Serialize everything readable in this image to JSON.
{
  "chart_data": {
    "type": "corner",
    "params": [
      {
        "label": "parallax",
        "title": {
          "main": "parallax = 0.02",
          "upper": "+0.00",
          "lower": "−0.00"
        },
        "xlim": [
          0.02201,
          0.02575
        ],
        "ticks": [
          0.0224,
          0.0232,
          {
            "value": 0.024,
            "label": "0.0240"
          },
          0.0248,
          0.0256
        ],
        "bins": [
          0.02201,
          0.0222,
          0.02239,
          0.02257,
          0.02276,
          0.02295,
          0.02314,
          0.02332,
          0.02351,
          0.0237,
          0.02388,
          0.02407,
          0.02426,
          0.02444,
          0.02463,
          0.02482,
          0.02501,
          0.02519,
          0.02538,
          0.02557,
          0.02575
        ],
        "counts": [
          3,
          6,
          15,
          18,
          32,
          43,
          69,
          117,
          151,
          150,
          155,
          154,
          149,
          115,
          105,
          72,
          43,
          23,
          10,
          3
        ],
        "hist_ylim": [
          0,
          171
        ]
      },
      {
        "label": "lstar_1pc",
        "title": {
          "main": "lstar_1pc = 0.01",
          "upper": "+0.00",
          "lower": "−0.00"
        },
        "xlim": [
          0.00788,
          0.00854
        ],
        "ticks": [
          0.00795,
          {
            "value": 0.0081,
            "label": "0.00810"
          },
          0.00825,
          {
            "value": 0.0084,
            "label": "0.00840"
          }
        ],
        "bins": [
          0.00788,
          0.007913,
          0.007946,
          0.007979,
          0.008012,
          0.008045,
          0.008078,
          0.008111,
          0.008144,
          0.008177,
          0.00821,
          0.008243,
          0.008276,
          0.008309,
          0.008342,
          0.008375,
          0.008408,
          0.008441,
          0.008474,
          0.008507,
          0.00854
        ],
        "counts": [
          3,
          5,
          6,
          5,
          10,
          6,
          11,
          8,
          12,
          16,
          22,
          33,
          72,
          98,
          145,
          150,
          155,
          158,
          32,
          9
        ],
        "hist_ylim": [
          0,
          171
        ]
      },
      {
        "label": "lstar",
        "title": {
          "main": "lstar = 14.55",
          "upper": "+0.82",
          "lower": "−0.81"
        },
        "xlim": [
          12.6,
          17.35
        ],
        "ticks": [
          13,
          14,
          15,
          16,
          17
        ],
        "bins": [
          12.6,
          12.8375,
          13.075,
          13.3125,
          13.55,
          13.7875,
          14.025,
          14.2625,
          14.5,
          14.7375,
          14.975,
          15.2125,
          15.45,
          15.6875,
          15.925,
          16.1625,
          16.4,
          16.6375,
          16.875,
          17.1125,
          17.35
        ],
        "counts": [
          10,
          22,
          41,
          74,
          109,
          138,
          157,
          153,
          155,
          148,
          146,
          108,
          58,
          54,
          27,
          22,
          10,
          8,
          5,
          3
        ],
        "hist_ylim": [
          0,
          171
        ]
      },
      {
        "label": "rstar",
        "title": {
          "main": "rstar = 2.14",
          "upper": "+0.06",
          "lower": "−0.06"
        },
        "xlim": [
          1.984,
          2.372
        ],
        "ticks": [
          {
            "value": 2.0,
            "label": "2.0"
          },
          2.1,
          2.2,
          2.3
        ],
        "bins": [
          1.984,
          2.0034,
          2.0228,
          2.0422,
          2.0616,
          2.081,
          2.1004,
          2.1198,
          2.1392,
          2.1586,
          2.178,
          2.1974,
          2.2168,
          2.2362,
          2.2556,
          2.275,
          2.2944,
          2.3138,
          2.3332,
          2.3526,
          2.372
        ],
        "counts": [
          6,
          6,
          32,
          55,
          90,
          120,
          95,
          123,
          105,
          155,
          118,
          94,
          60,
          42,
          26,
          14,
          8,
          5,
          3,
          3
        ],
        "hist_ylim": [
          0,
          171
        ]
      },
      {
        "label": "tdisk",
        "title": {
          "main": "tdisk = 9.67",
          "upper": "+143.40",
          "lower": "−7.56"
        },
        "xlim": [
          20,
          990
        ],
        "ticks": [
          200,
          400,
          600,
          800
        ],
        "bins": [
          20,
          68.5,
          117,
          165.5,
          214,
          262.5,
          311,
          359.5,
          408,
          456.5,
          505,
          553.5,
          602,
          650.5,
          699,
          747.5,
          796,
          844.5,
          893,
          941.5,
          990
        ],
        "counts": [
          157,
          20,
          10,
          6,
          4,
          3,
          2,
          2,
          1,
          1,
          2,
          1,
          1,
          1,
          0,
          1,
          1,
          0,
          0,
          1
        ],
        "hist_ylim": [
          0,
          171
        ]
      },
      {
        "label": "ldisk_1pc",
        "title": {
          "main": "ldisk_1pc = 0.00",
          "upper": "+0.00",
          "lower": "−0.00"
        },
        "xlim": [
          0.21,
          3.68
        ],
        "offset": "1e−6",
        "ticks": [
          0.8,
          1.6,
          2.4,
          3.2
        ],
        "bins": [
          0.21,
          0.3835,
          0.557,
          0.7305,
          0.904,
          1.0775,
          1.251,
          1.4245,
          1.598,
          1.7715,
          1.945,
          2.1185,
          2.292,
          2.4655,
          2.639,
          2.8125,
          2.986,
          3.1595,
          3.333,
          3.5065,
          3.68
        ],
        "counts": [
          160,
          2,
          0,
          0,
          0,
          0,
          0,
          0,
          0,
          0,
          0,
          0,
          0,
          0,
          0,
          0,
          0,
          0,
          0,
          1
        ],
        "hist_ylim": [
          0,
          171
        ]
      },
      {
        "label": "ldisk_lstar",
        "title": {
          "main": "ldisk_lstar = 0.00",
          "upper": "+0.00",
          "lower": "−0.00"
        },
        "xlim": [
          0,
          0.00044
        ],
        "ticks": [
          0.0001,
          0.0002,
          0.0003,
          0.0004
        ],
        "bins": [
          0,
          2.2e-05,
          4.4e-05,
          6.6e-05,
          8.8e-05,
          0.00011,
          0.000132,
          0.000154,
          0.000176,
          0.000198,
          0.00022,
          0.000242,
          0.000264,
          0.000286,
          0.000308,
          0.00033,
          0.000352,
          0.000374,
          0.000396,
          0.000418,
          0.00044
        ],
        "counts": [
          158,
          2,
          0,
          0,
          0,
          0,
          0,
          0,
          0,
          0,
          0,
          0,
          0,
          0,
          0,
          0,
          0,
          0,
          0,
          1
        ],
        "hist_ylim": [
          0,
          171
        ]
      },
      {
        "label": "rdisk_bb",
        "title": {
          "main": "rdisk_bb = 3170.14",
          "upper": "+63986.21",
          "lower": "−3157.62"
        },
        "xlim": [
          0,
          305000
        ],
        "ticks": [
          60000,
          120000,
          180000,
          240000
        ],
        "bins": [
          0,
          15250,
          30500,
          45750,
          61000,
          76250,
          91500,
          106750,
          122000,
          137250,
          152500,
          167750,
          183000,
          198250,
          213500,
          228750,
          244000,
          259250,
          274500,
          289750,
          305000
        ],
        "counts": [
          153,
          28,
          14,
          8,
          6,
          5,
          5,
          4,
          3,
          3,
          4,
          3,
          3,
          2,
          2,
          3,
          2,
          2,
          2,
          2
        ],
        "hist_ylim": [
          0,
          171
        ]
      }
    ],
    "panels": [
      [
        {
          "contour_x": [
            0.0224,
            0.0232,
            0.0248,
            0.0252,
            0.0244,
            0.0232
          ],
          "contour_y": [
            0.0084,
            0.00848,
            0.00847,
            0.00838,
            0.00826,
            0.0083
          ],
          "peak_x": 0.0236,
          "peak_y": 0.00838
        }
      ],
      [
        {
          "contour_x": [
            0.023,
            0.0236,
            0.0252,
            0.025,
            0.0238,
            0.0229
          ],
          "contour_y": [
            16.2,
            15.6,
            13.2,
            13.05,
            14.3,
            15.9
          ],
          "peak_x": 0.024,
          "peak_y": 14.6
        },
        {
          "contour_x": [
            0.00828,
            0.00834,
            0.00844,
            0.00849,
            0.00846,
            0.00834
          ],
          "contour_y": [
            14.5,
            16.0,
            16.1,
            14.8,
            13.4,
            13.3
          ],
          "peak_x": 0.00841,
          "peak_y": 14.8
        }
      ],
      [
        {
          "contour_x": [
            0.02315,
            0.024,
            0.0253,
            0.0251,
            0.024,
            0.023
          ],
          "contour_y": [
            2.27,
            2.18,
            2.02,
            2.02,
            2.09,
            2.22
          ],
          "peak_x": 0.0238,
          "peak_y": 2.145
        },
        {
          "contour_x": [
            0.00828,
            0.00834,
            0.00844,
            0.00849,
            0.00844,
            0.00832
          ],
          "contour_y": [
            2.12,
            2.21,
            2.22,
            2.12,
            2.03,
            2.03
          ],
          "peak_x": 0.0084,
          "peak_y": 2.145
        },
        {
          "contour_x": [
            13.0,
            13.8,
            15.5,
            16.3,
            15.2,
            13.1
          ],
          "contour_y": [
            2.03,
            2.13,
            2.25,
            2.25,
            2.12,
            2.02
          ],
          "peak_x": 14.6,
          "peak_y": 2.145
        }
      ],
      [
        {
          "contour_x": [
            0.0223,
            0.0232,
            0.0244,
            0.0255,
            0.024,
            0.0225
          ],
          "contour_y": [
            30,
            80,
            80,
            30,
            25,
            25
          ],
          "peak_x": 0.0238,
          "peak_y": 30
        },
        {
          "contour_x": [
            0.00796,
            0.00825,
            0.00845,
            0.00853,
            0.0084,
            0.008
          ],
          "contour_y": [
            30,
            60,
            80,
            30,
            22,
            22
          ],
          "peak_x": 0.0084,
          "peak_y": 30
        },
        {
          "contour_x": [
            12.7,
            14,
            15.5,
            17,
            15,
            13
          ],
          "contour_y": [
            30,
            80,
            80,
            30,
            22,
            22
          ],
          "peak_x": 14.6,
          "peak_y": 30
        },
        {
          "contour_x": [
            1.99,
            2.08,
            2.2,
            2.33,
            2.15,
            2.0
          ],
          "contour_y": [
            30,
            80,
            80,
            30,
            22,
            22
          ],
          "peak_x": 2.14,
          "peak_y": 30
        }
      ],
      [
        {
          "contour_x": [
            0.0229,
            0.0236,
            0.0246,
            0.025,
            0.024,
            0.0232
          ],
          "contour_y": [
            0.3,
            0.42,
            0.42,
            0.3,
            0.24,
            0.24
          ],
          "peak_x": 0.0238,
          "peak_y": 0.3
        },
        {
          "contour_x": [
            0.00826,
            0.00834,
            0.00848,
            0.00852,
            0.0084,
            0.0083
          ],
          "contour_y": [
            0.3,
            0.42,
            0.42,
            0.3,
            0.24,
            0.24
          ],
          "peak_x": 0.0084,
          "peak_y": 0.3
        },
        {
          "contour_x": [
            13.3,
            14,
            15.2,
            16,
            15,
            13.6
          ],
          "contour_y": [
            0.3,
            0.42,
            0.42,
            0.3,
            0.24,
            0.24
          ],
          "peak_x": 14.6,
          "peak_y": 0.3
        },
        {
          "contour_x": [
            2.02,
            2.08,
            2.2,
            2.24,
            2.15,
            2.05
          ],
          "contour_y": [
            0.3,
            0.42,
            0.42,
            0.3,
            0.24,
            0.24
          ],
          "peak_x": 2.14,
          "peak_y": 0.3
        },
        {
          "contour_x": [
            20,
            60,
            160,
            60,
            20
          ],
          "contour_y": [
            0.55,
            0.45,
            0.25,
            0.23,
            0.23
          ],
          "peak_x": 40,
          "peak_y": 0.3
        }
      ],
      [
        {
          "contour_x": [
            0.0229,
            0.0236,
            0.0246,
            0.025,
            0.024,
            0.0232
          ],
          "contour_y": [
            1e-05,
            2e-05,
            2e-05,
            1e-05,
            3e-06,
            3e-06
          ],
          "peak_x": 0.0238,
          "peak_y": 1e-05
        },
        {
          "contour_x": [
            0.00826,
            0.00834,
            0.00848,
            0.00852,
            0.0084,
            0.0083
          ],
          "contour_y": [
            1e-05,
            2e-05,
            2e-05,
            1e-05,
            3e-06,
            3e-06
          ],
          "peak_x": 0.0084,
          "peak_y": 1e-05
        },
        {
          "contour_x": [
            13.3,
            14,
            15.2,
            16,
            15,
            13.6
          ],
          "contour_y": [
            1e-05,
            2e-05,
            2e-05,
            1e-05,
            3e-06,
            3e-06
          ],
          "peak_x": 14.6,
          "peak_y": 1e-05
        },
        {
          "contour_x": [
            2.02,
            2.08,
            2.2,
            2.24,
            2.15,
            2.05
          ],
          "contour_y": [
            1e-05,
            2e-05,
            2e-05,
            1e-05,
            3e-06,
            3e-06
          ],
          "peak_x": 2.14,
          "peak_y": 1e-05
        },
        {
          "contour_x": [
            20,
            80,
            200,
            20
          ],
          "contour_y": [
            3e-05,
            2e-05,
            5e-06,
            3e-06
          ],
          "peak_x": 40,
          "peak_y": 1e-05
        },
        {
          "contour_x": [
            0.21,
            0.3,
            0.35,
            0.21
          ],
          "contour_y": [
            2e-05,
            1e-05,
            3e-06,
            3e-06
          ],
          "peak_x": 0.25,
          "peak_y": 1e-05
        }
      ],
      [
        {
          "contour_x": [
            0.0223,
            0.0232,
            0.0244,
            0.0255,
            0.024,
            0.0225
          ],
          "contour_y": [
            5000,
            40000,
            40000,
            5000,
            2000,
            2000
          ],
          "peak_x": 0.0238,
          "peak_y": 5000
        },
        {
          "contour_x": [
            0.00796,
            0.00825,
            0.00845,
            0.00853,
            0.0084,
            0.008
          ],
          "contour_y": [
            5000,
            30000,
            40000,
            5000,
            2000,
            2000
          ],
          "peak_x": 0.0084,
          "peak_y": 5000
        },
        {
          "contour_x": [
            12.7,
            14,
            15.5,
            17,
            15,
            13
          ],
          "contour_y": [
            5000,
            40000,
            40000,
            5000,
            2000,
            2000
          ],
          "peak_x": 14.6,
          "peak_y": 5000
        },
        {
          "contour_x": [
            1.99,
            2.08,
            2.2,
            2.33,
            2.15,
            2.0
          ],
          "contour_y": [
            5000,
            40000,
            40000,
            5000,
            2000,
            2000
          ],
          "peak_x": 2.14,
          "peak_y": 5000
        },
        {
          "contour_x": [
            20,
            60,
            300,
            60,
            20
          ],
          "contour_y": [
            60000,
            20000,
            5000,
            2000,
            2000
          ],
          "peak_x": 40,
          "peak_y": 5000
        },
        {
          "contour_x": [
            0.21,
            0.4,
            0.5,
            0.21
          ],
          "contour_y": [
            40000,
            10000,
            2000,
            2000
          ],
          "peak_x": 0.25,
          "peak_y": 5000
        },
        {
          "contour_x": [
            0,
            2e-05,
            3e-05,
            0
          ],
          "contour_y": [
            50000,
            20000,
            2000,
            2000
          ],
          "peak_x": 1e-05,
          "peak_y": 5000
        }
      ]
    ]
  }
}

[Exercise] State how many lines of the records above contain "main", with no words besides the number.

[Final result] 8